Short task: Output each entry that follows exactly. Images stay out.

Extracted entries:
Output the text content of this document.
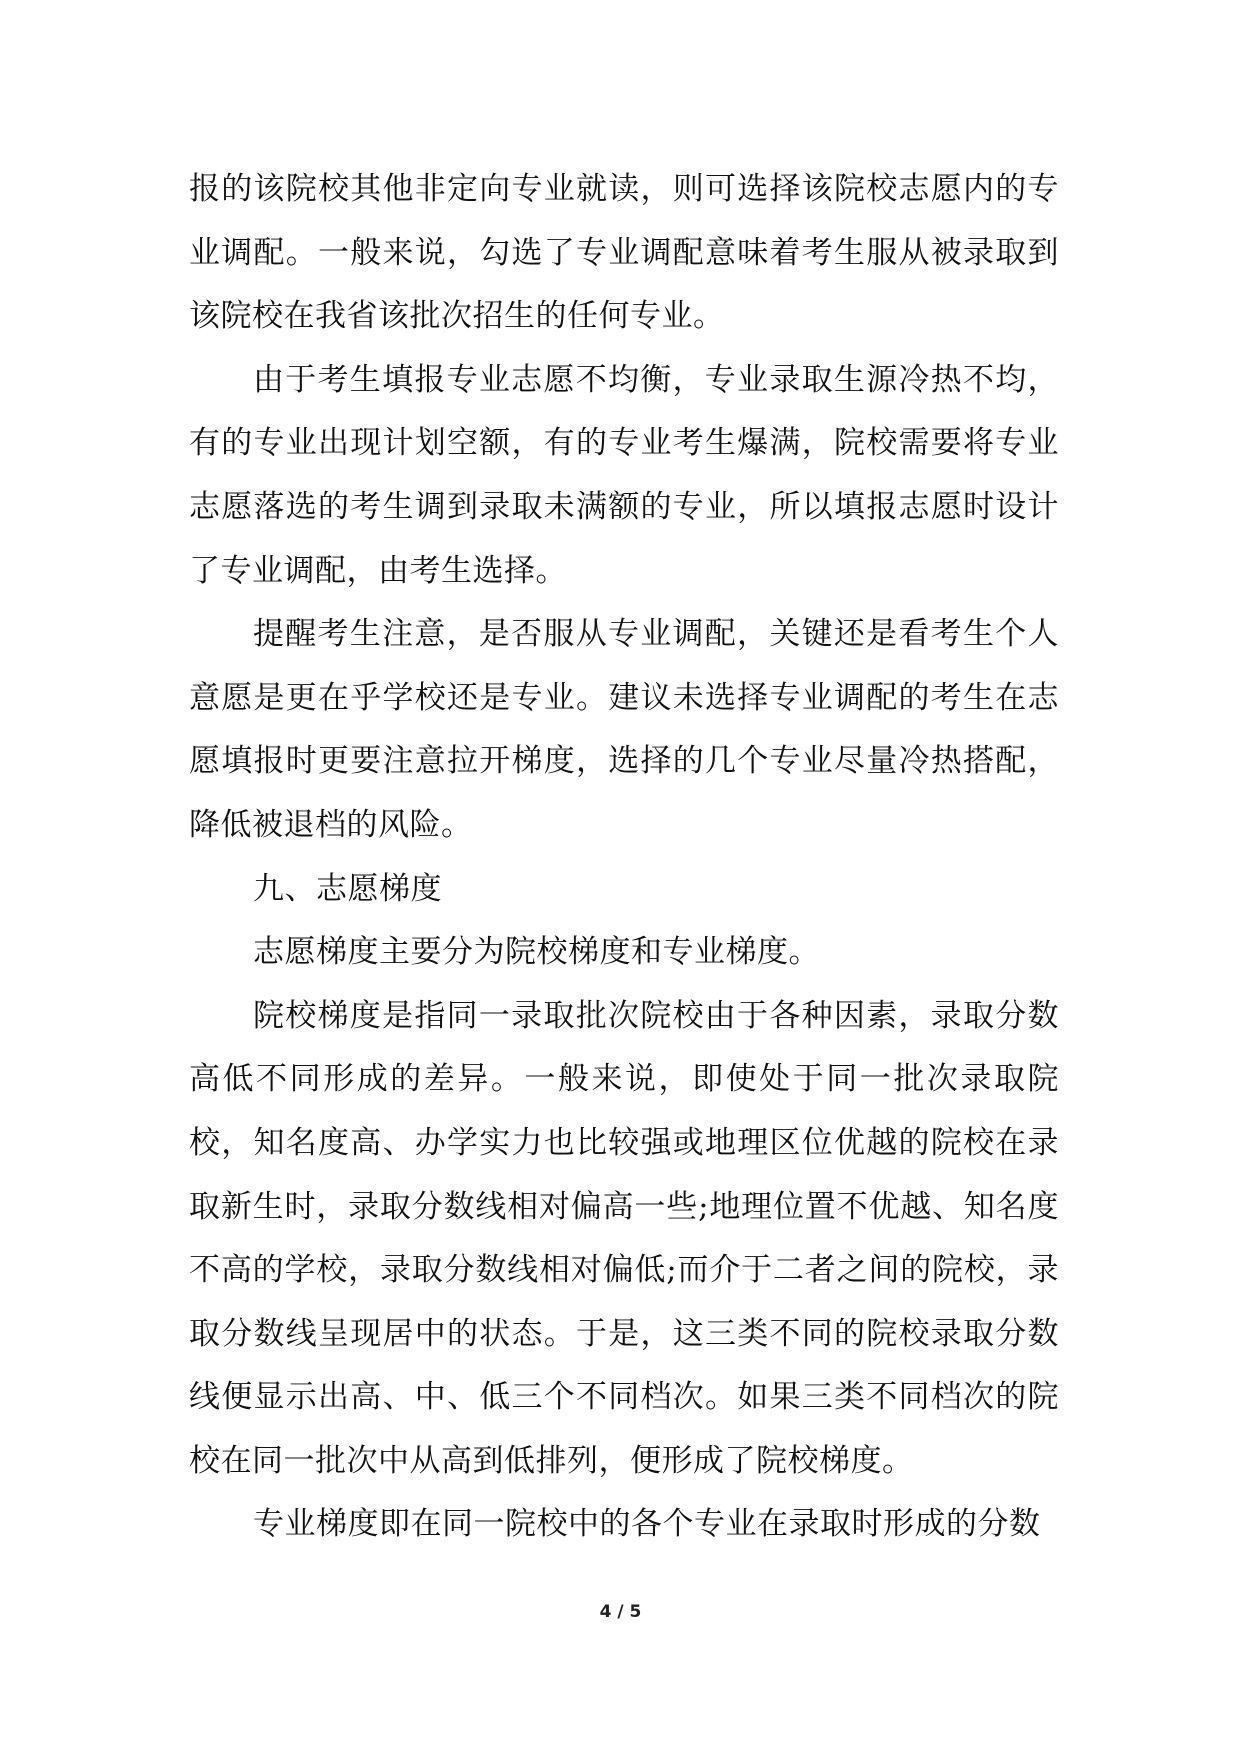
报的该院校其他非定向专业就读，则可选择该院校志愿内的专业调配。一般来说，勾选了专业调配意味着考生服从被录取到该院校在我省该批次招生的任何专业。

由于考生填报专业志愿不均衡，专业录取生源冷热不均，有的专业出现计划空额，有的专业考生爆满，院校需要将专业志愿落选的考生调到录取未满额的专业，所以填报志愿时设计了专业调配，由考生选择。

提醒考生注意，是否服从专业调配，关键还是看考生个人意愿是更在乎学校还是专业。建议未选择专业调配的考生在志愿填报时更要注意拉开梯度，选择的几个专业尽量冷热搭配，降低被退档的风险。

九、志愿梯度

志愿梯度主要分为院校梯度和专业梯度。

院校梯度是指同一录取批次院校由于各种因素，录取分数高低不同形成的差异。一般来说，即使处于同一批次录取院校，知名度高、办学实力也比较强或地理区位优越的院校在录取新生时，录取分数线相对偏高一些;地理位置不优越、知名度不高的学校，录取分数线相对偏低;而介于二者之间的院校，录取分数线呈现居中的状态。于是，这三类不同的院校录取分数线便显示出高、中、低三个不同档次。如果三类不同档次的院校在同一批次中从高到低排列，便形成了院校梯度。

专业梯度即在同一院校中的各个专业在录取时形成的分数

4 / 5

Answer to the problem:
Output the text content of this document.
报的该院校其他非定向专业就读，则可选择该院校志愿内的专业调配。一般来说，勾选了专业调配意味着考生服从被录取到该院校在我省该批次招生的任何专业。

由于考生填报专业志愿不均衡，专业录取生源冷热不均，有的专业出现计划空额，有的专业考生爆满，院校需要将专业志愿落选的考生调到录取未满额的专业，所以填报志愿时设计了专业调配，由考生选择。

提醒考生注意，是否服从专业调配，关键还是看考生个人意愿是更在乎学校还是专业。建议未选择专业调配的考生在志愿填报时更要注意拉开梯度，选择的几个专业尽量冷热搭配，降低被退档的风险。

九、志愿梯度

志愿梯度主要分为院校梯度和专业梯度。

院校梯度是指同一录取批次院校由于各种因素，录取分数高低不同形成的差异。一般来说，即使处于同一批次录取院校，知名度高、办学实力也比较强或地理区位优越的院校在录取新生时，录取分数线相对偏高一些;地理位置不优越、知名度不高的学校，录取分数线相对偏低;而介于二者之间的院校，录取分数线呈现居中的状态。于是，这三类不同的院校录取分数线便显示出高、中、低三个不同档次。如果三类不同档次的院校在同一批次中从高到低排列，便形成了院校梯度。

专业梯度即在同一院校中的各个专业在录取时形成的分数

4 / 5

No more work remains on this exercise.